Exercise inputs -
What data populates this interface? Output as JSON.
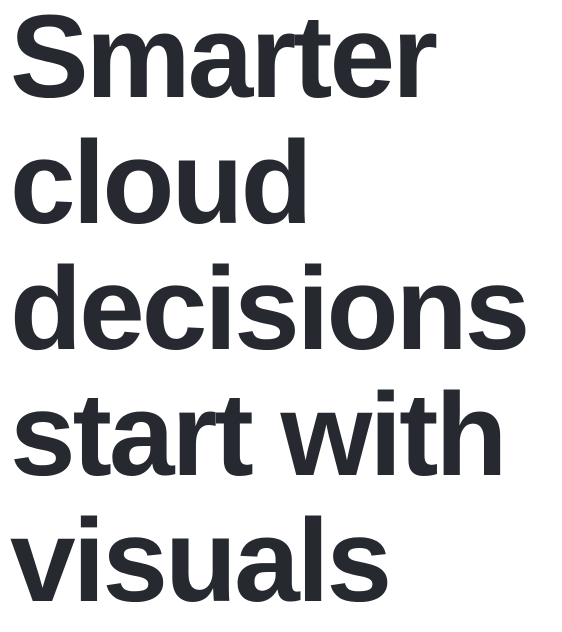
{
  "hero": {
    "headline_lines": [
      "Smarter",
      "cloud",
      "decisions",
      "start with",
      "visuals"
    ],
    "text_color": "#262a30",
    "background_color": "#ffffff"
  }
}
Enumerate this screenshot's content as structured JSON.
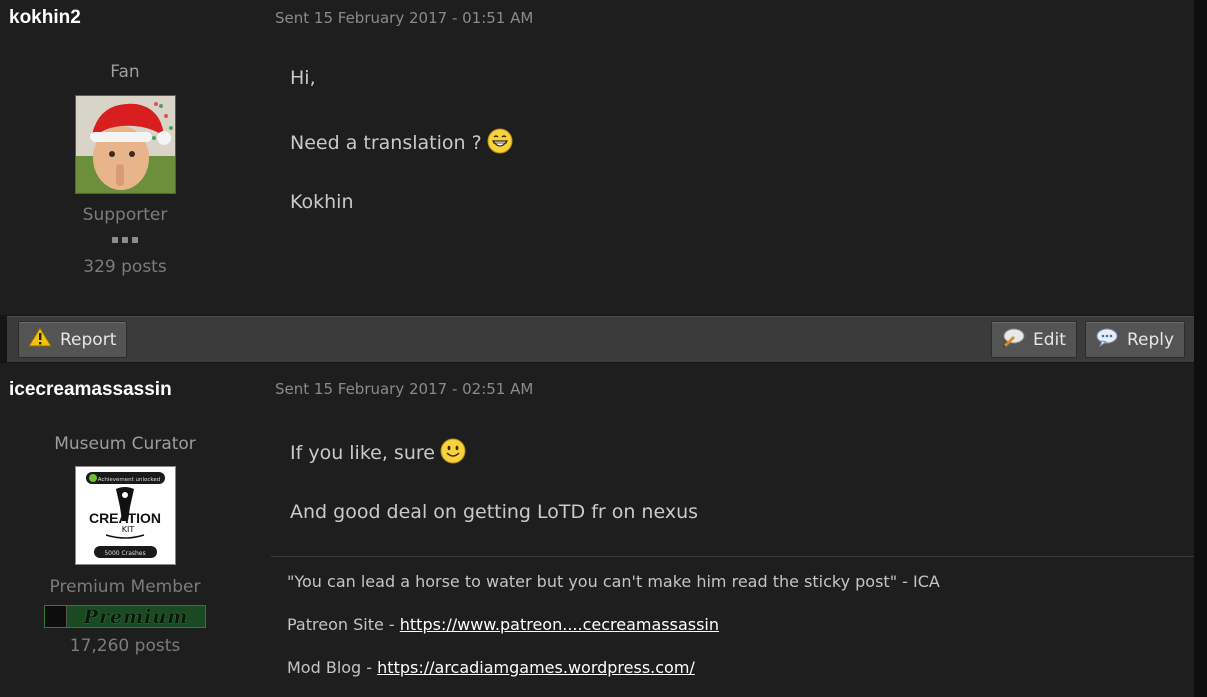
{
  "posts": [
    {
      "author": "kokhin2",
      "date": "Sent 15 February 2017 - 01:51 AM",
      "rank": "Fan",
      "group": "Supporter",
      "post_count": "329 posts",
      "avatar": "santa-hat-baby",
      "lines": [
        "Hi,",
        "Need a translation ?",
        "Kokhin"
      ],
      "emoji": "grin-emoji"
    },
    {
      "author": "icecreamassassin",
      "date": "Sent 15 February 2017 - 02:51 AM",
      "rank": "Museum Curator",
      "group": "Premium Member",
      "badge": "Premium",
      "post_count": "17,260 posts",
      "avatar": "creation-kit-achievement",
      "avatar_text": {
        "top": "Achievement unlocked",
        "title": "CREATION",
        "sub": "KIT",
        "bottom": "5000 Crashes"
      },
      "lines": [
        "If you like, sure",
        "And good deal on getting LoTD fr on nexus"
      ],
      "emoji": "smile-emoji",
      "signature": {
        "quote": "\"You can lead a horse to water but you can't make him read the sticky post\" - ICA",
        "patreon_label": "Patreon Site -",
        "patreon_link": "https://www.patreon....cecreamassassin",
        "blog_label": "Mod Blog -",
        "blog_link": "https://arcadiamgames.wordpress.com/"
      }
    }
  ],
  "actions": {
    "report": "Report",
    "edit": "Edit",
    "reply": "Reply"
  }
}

Request - Copy every line of the listing where the word "Premium" appears.

Expected answer -
      "group": "Premium Member",
      "badge": "Premium",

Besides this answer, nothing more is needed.